__TASK__
Search the material and gather each line with "this" in it.

Records about charts and figures
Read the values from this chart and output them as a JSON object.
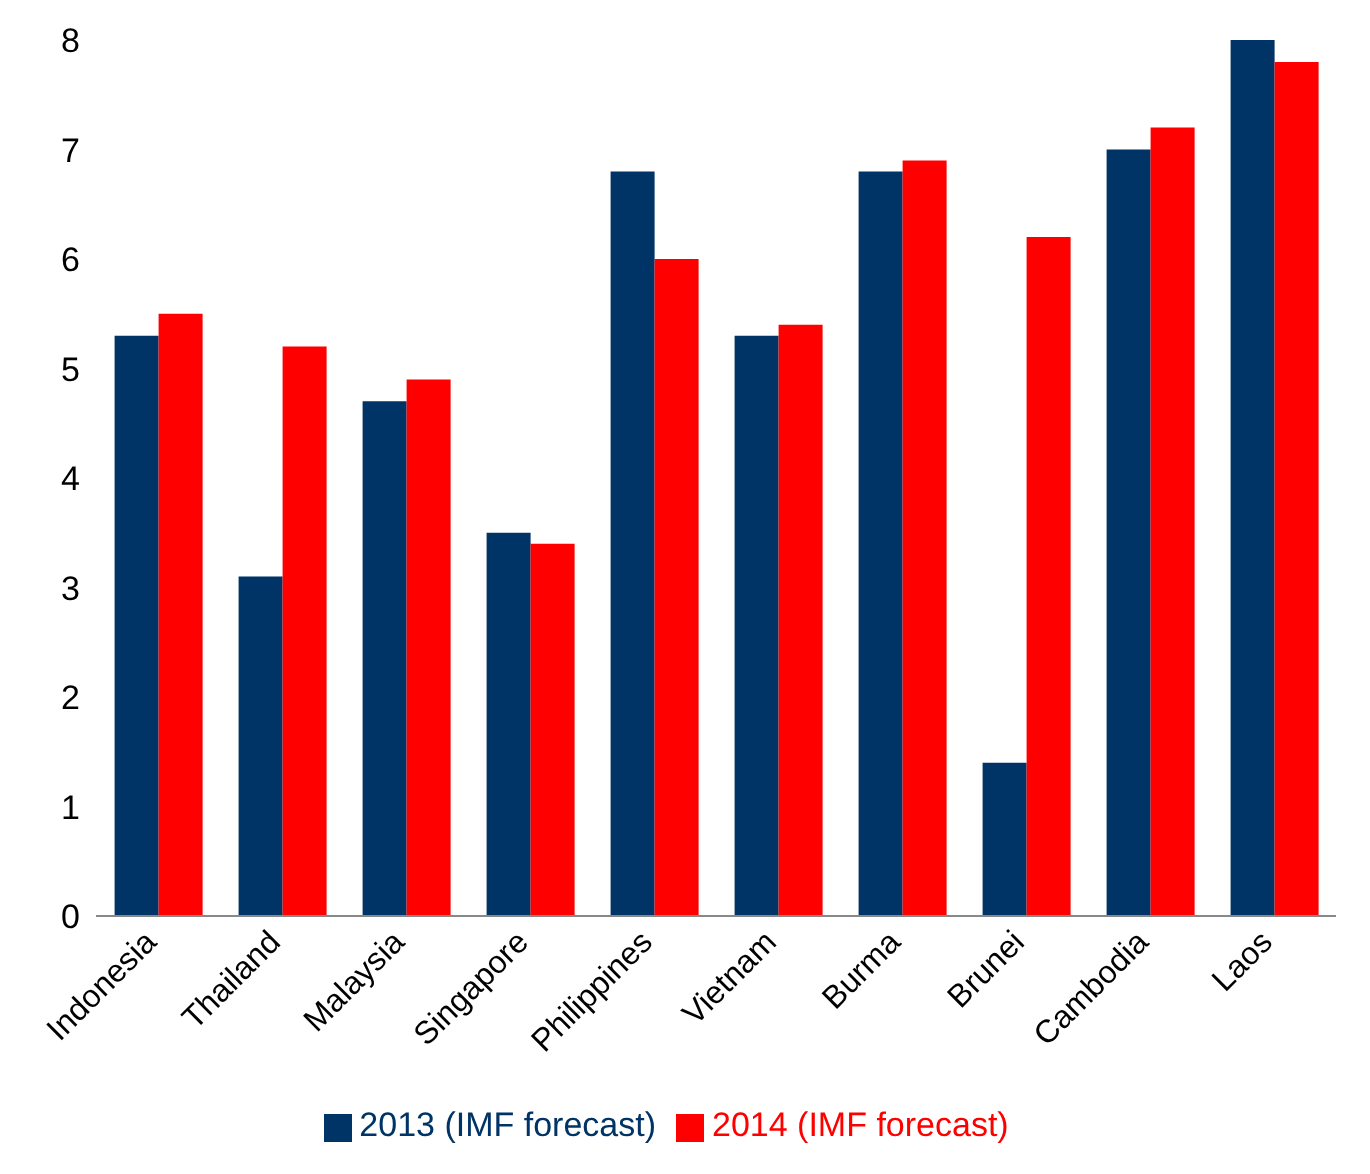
{
  "chart_data": {
    "type": "bar",
    "categories": [
      "Indonesia",
      "Thailand",
      "Malaysia",
      "Singapore",
      "Philippines",
      "Vietnam",
      "Burma",
      "Brunei",
      "Cambodia",
      "Laos"
    ],
    "series": [
      {
        "name": "2013 (IMF forecast)",
        "color": "#003366",
        "values": [
          5.3,
          3.1,
          4.7,
          3.5,
          6.8,
          5.3,
          6.8,
          1.4,
          7.0,
          8.0
        ]
      },
      {
        "name": "2014 (IMF forecast)",
        "color": "#ff0000",
        "values": [
          5.5,
          5.2,
          4.9,
          3.4,
          6.0,
          5.4,
          6.9,
          6.2,
          7.2,
          7.8
        ]
      }
    ],
    "ylim": [
      0,
      8
    ],
    "yticks": [
      0,
      1,
      2,
      3,
      4,
      5,
      6,
      7,
      8
    ],
    "grid": false,
    "legend": "bottom"
  }
}
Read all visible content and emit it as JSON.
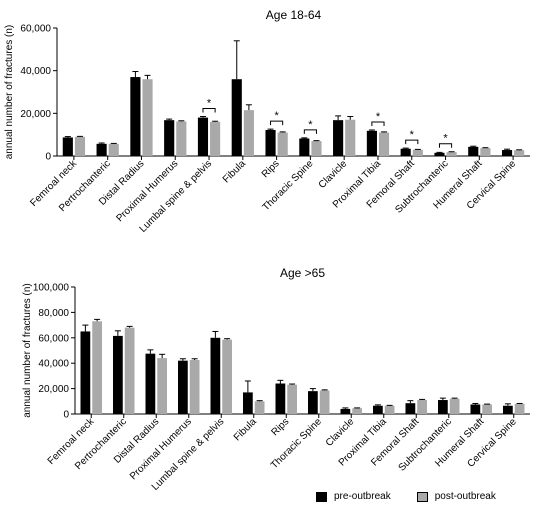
{
  "chart_data": [
    {
      "type": "bar",
      "title": "Age 18-64",
      "xlabel": "",
      "ylabel": "annual number of fractures (n)",
      "ylim": [
        0,
        60000
      ],
      "yticks": [
        0,
        20000,
        40000,
        60000
      ],
      "ytick_labels": [
        "0",
        "20,000",
        "40,000",
        "60,000"
      ],
      "grid": false,
      "categories": [
        "Femroal neck",
        "Pertrochanteric",
        "Distal Radius",
        "Proximal Humerus",
        "Lumbal spine & pelvis",
        "Fibula",
        "Rips",
        "Thoracic Spine",
        "Clavicle",
        "Proximal Tibia",
        "Femoral Shaft",
        "Subtrochanteric",
        "Humeral Shaft",
        "Cervical Spine"
      ],
      "series": [
        {
          "name": "pre-outbreak",
          "color": "#000000",
          "values": [
            8700,
            5700,
            37000,
            16800,
            18000,
            36000,
            12200,
            8200,
            16800,
            11800,
            3400,
            1500,
            4300,
            2800
          ],
          "errors": [
            400,
            400,
            2600,
            500,
            500,
            18000,
            400,
            300,
            2000,
            400,
            300,
            200,
            300,
            400
          ]
        },
        {
          "name": "post-outbreak",
          "color": "#a9a9a9",
          "values": [
            9000,
            5700,
            36000,
            16200,
            16000,
            21500,
            11000,
            7000,
            17000,
            11000,
            2900,
            1800,
            3700,
            2700
          ],
          "errors": [
            200,
            200,
            1800,
            300,
            300,
            2500,
            300,
            200,
            1500,
            300,
            200,
            200,
            200,
            200
          ]
        }
      ],
      "significance": [
        {
          "category": "Lumbal spine & pelvis",
          "label": "*"
        },
        {
          "category": "Rips",
          "label": "*"
        },
        {
          "category": "Thoracic Spine",
          "label": "*"
        },
        {
          "category": "Proximal Tibia",
          "label": "*"
        },
        {
          "category": "Femoral Shaft",
          "label": "*"
        },
        {
          "category": "Subtrochanteric",
          "label": "*"
        }
      ]
    },
    {
      "type": "bar",
      "title": "Age >65",
      "xlabel": "",
      "ylabel": "annual number of fractures (n)",
      "ylim": [
        0,
        100000
      ],
      "yticks": [
        0,
        20000,
        40000,
        60000,
        80000,
        100000
      ],
      "ytick_labels": [
        "0",
        "20,000",
        "40,000",
        "60,000",
        "80,000",
        "100,000"
      ],
      "grid": false,
      "categories": [
        "Femroal neck",
        "Pertrochanteric",
        "Distal Radius",
        "Proximal Humerus",
        "Lumbal spine & pelvis",
        "Fibula",
        "Rips",
        "Thoracic Spine",
        "Clavicle",
        "Proximal Tibia",
        "Femoral Shaft",
        "Subtrochanteric",
        "Humeral Shaft",
        "Cervical Spine"
      ],
      "series": [
        {
          "name": "pre-outbreak",
          "color": "#000000",
          "values": [
            65000,
            61500,
            47500,
            42000,
            60000,
            17000,
            24000,
            18000,
            4000,
            6500,
            8500,
            11000,
            7500,
            6500
          ],
          "errors": [
            5000,
            4000,
            3000,
            1500,
            5000,
            9000,
            2500,
            2000,
            800,
            700,
            2000,
            1500,
            800,
            1500
          ]
        },
        {
          "name": "post-outbreak",
          "color": "#a9a9a9",
          "values": [
            73000,
            68000,
            44000,
            42500,
            58500,
            10000,
            23000,
            18500,
            4500,
            6500,
            11000,
            12000,
            7500,
            8000
          ],
          "errors": [
            1500,
            1000,
            3000,
            1000,
            800,
            500,
            600,
            500,
            300,
            300,
            500,
            500,
            300,
            300
          ]
        }
      ],
      "significance": []
    }
  ],
  "legend": {
    "position": "bottom-right",
    "items": [
      {
        "label": "pre-outbreak",
        "color": "#000000"
      },
      {
        "label": "post-outbreak",
        "color": "#a9a9a9"
      }
    ]
  }
}
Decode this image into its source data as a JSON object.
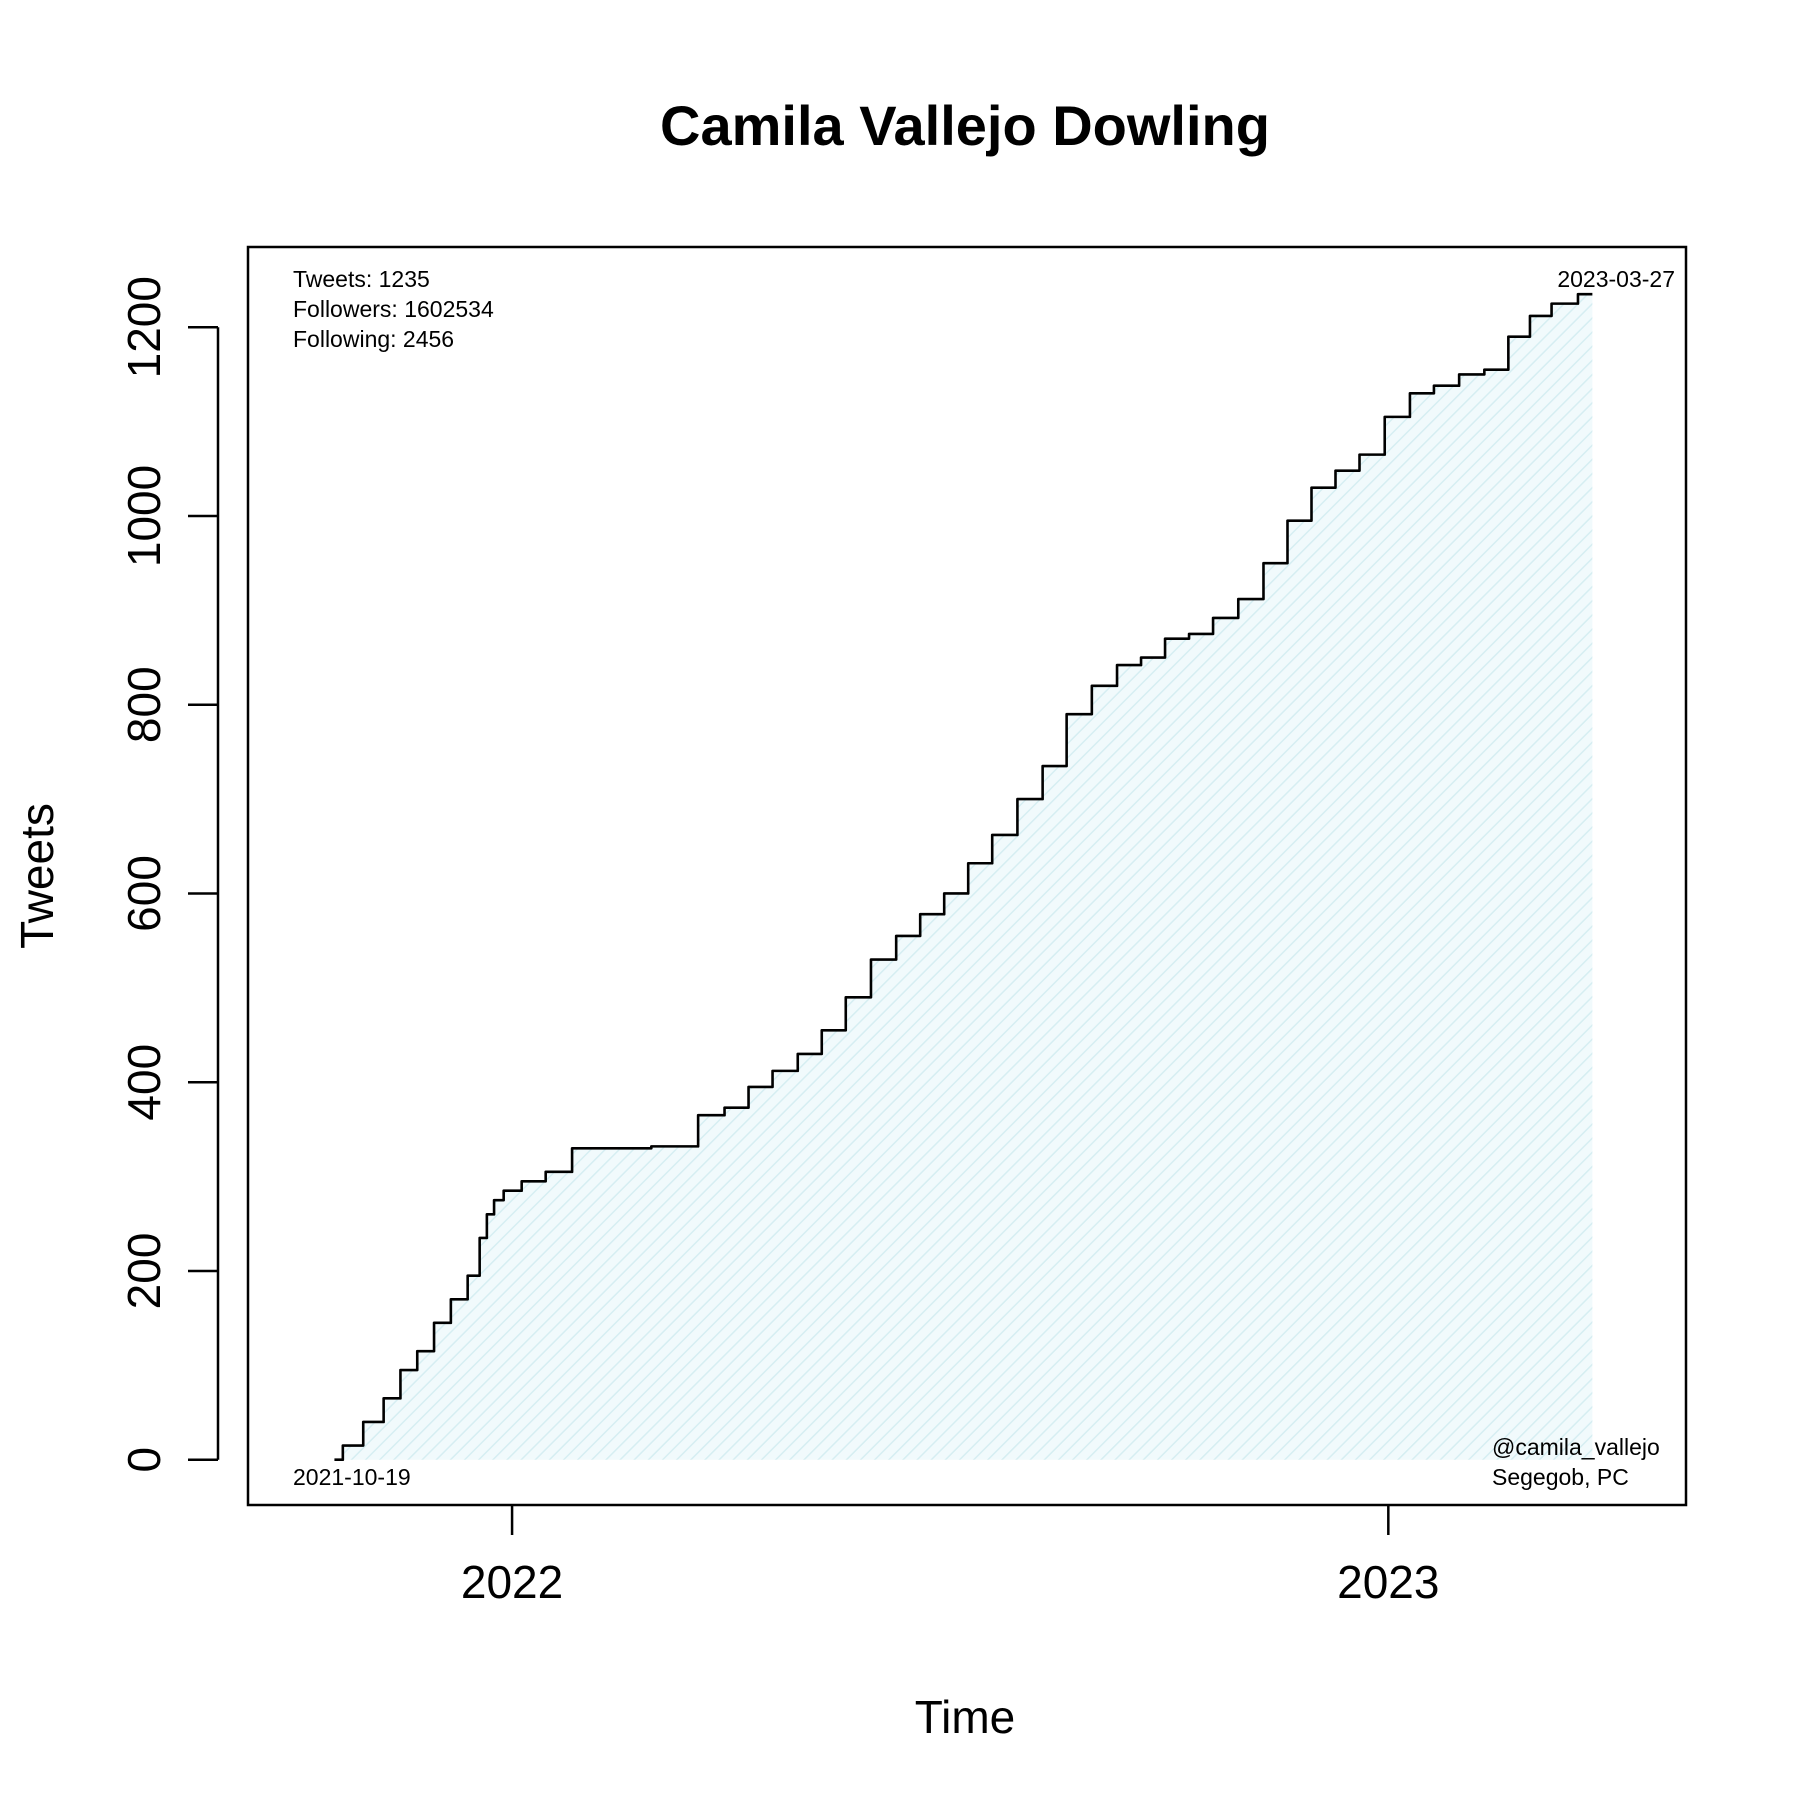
{
  "chart_data": {
    "type": "area",
    "title": "Camila Vallejo Dowling",
    "xlabel": "Time",
    "ylabel": "Tweets",
    "xlim": [
      "2021-09-13",
      "2023-05-05"
    ],
    "ylim": [
      -48,
      1285
    ],
    "x_ticks": [
      {
        "date": "2022-01-01",
        "label": "2022"
      },
      {
        "date": "2023-01-01",
        "label": "2023"
      }
    ],
    "y_ticks": [
      0,
      200,
      400,
      600,
      800,
      1000,
      1200
    ],
    "grid": false,
    "fill_color": "#c8e6ec",
    "line_color": "#000000",
    "series": [
      {
        "x": [
          "2021-10-19",
          "2021-10-26",
          "2021-11-05",
          "2021-11-12",
          "2021-11-19",
          "2021-11-26",
          "2021-12-03",
          "2021-12-10",
          "2021-12-17",
          "2021-12-20",
          "2021-12-23",
          "2021-12-26",
          "2021-12-31",
          "2022-01-10",
          "2022-01-20",
          "2022-02-01",
          "2022-02-08",
          "2022-02-14",
          "2022-03-14",
          "2022-03-25",
          "2022-04-05",
          "2022-04-14",
          "2022-04-25",
          "2022-05-05",
          "2022-05-15",
          "2022-05-25",
          "2022-06-05",
          "2022-06-15",
          "2022-06-25",
          "2022-07-05",
          "2022-07-15",
          "2022-07-25",
          "2022-08-05",
          "2022-08-15",
          "2022-08-25",
          "2022-09-05",
          "2022-09-15",
          "2022-09-25",
          "2022-10-05",
          "2022-10-15",
          "2022-10-25",
          "2022-11-05",
          "2022-11-15",
          "2022-11-25",
          "2022-12-05",
          "2022-12-15",
          "2022-12-25",
          "2023-01-05",
          "2023-01-15",
          "2023-01-25",
          "2023-02-05",
          "2023-02-15",
          "2023-02-25",
          "2023-03-05",
          "2023-03-15",
          "2023-03-27"
        ],
        "y": [
          0,
          15,
          40,
          65,
          95,
          115,
          145,
          170,
          195,
          235,
          260,
          275,
          285,
          295,
          305,
          330,
          330,
          330,
          332,
          365,
          373,
          395,
          412,
          430,
          455,
          490,
          530,
          555,
          578,
          600,
          632,
          662,
          700,
          735,
          790,
          820,
          842,
          850,
          870,
          875,
          892,
          912,
          950,
          995,
          1030,
          1048,
          1065,
          1105,
          1130,
          1138,
          1150,
          1155,
          1190,
          1212,
          1225,
          1235
        ]
      }
    ],
    "annotations": {
      "tweets": "Tweets: 1235",
      "followers": "Followers: 1602534",
      "following": "Following: 2456",
      "start_date": "2021-10-19",
      "end_date": "2023-03-27",
      "handle": "@camila_vallejo",
      "affiliation": "Segegob, PC"
    }
  }
}
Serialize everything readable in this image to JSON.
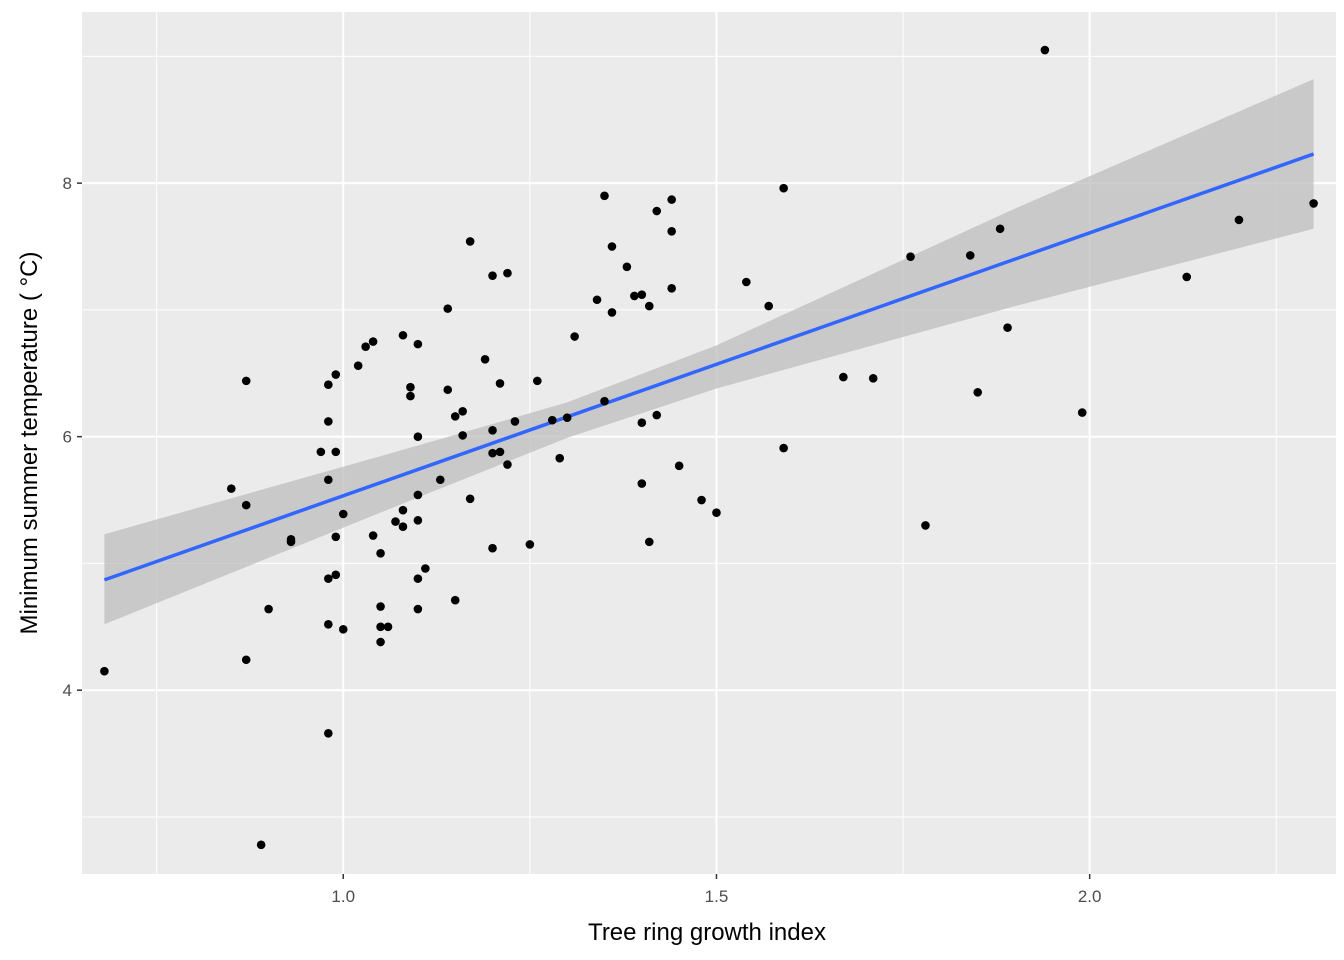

__RESPONSE__
Read the values from this chart and output them as a JSON object.
Decode this image into its source data as a JSON object.
Serialize everything readable in this image to JSON.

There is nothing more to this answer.